* **Problem requirements**
Select all lines holding the word "JSON" from the entries that follow.
-------- Data provided
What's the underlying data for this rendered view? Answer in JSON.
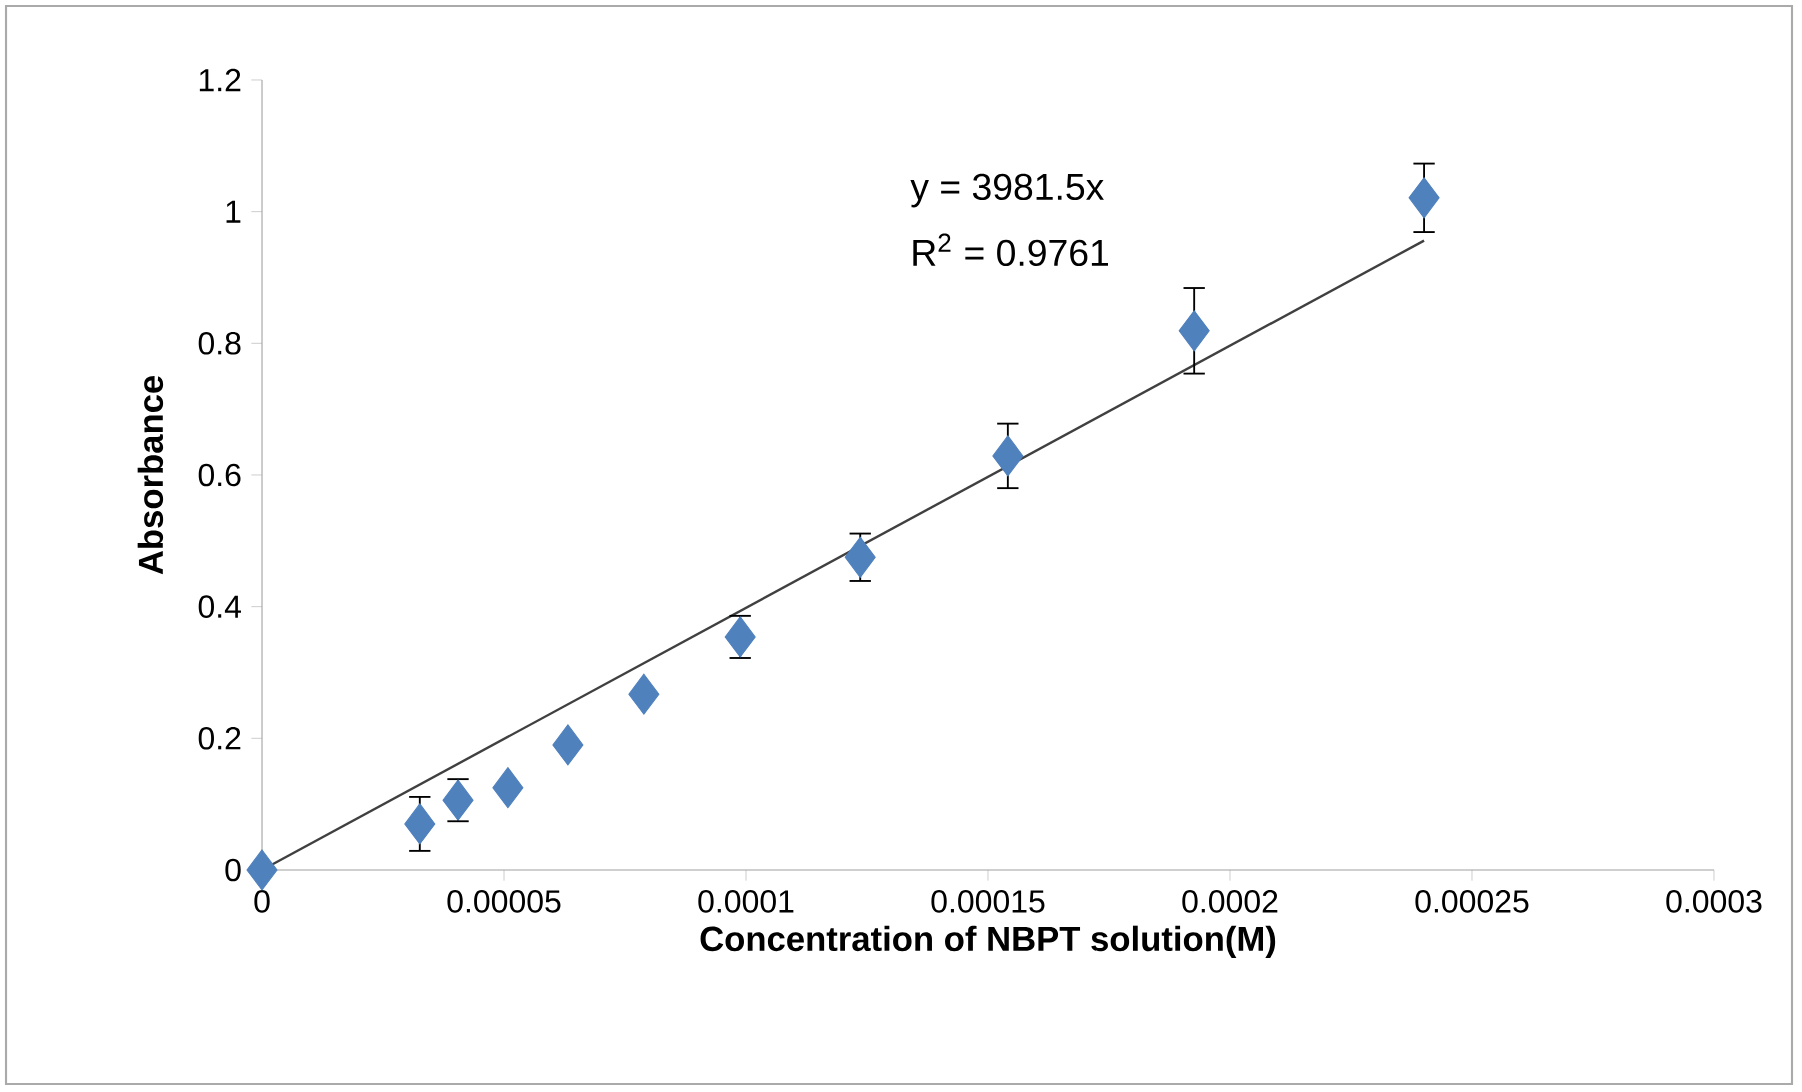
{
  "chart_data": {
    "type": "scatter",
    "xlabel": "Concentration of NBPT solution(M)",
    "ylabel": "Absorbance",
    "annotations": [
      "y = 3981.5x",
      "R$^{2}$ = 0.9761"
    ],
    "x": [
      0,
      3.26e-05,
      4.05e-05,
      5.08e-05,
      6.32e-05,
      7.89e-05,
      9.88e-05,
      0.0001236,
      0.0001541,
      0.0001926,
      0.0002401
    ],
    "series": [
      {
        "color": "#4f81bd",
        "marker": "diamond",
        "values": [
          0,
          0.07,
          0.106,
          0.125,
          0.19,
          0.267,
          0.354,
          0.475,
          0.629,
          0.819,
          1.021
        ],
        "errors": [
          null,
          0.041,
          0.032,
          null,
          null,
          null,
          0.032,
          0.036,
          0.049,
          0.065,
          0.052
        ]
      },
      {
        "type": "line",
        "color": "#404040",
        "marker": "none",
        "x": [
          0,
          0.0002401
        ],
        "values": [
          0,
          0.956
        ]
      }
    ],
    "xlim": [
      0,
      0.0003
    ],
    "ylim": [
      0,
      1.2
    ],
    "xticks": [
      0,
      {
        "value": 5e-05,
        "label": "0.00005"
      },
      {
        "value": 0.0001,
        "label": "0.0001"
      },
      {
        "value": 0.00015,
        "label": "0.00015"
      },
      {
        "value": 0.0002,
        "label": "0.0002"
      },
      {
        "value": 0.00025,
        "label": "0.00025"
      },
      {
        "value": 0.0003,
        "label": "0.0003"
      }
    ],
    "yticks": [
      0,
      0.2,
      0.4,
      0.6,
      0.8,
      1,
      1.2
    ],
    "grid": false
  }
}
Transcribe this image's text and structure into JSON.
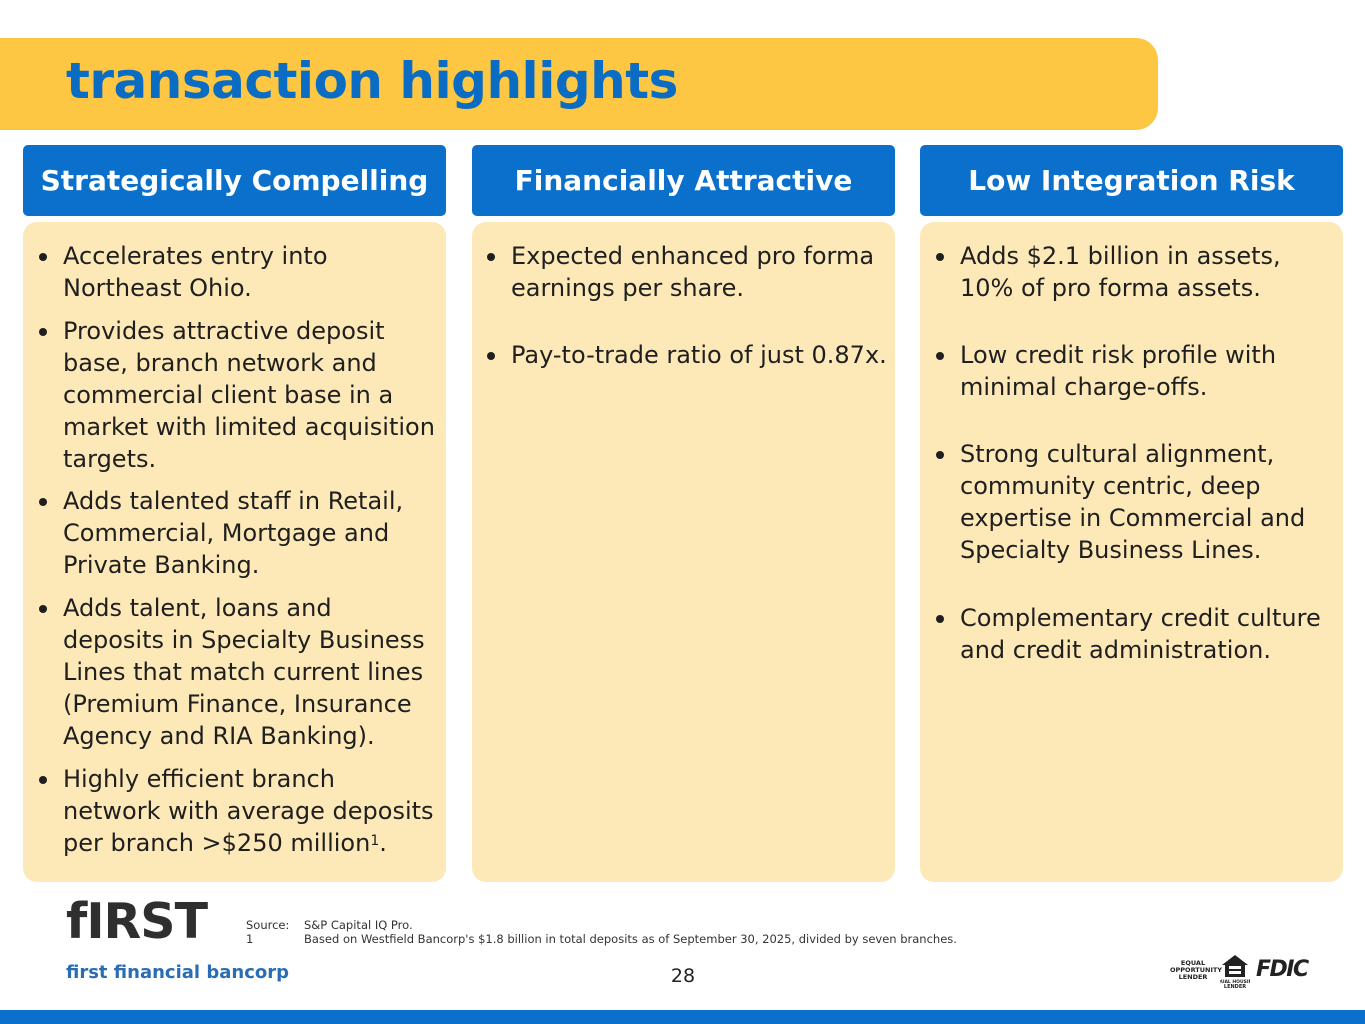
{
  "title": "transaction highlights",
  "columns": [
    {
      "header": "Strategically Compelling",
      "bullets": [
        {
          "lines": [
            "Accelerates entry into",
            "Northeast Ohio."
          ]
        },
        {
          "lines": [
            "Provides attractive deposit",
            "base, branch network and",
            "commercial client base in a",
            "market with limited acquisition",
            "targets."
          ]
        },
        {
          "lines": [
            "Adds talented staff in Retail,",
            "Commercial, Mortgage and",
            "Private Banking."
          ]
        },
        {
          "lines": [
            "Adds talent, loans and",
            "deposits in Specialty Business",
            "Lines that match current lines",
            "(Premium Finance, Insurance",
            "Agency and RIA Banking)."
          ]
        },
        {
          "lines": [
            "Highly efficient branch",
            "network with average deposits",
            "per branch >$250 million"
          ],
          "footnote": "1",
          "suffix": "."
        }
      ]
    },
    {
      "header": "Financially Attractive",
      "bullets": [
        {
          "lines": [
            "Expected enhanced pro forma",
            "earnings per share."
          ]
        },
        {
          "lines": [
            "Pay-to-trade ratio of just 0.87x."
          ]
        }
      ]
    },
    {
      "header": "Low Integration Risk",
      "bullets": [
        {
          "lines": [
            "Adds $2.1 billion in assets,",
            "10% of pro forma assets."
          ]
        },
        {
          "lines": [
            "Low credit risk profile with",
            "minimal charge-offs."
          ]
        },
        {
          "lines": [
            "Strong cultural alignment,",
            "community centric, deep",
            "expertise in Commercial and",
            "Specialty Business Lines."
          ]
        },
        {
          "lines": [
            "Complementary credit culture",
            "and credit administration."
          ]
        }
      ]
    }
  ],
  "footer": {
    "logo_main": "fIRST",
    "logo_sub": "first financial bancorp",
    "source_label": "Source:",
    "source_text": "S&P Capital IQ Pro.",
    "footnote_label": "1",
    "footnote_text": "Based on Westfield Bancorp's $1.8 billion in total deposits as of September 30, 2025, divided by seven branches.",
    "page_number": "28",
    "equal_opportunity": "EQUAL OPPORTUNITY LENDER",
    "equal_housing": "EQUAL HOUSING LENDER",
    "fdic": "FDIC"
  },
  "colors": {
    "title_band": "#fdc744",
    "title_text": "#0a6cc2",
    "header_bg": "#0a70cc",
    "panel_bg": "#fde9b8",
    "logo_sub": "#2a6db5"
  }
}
----------------
* **Task output**
What's the underlying data for this rendered view? Answer in JSON.
Transcribe this image's text and structure into JSON.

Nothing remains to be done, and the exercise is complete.